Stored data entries
=-=-=-=-=

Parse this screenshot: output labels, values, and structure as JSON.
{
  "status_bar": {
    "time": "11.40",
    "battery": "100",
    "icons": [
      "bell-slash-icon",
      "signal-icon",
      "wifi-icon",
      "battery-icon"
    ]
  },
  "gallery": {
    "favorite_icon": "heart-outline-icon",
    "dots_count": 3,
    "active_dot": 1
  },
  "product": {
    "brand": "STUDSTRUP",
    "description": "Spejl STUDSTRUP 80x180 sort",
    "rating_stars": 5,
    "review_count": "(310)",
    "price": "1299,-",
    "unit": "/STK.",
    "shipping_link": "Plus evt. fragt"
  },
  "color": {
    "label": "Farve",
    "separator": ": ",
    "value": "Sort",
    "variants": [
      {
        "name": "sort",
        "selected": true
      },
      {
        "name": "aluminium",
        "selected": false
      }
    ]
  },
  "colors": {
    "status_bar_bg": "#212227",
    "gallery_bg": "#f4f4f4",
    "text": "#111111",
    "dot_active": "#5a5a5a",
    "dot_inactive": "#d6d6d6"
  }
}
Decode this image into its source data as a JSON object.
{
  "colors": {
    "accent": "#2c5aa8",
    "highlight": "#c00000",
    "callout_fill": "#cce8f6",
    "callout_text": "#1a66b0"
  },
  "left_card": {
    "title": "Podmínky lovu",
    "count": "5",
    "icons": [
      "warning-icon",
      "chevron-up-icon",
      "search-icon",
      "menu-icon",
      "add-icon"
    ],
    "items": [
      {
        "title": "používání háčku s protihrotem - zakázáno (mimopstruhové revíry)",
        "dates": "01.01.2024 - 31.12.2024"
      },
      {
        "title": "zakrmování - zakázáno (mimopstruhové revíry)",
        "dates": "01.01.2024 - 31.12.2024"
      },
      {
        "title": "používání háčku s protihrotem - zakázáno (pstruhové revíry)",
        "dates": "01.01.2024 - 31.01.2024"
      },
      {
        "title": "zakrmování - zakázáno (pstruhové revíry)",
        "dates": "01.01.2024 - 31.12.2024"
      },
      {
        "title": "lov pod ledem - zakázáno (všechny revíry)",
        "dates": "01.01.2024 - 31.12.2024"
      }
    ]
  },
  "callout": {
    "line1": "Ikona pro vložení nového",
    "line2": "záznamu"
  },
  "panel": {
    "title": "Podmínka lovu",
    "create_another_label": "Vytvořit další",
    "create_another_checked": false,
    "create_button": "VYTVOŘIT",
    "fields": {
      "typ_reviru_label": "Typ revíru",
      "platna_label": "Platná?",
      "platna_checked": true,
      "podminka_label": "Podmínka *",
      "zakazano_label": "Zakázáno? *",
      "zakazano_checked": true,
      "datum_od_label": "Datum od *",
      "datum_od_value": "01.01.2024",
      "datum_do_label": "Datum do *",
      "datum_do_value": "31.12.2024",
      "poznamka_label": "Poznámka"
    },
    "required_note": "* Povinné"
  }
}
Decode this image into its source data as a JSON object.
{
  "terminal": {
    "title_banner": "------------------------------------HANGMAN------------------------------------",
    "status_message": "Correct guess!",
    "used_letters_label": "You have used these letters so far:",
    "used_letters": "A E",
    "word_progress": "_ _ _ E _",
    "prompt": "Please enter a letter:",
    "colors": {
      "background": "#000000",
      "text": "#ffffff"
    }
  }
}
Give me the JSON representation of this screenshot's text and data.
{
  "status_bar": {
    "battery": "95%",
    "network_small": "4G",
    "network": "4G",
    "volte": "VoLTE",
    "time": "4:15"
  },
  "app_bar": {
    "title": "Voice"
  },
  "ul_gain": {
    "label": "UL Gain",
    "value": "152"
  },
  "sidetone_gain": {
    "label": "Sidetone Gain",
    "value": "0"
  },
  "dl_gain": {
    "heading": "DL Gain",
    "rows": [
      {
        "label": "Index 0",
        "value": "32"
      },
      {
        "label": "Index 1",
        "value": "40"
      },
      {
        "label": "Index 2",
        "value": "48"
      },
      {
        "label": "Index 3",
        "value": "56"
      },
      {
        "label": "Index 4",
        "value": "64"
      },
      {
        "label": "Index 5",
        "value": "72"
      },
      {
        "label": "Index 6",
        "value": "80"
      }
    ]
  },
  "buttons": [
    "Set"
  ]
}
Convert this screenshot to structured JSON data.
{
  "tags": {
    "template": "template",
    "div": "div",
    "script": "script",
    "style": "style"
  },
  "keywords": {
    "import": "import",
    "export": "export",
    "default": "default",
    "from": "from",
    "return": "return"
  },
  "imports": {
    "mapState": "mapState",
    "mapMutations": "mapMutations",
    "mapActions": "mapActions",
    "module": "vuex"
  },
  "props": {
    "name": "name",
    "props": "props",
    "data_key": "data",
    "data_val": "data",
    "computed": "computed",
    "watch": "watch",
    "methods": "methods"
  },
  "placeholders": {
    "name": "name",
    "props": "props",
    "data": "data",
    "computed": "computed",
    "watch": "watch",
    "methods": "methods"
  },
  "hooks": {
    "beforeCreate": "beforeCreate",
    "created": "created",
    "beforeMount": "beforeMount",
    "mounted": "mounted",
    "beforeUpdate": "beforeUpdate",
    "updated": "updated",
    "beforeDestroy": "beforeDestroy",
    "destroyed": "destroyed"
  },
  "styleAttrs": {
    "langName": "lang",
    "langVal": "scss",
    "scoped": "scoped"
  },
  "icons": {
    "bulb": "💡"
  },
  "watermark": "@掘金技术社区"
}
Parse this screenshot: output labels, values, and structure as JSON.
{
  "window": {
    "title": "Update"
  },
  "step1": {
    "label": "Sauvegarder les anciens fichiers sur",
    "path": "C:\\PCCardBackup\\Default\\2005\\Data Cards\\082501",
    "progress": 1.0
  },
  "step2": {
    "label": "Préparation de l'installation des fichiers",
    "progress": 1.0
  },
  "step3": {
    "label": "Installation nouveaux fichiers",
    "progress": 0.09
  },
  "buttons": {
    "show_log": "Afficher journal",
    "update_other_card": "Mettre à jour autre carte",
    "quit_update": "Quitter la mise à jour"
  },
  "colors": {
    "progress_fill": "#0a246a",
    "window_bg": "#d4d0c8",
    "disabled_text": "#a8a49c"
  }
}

=-=-=-=-=

→ **INSTRUCTIONS TO FOLLOW**: Filter the records above for lines containing the word "protihrotem", and copy those lines.

→ **REPLY**:
        "title": "používání háčku s protihrotem - zakázáno (mimopstruhové revíry)",
        "title": "používání háčku s protihrotem - zakázáno (pstruhové revíry)",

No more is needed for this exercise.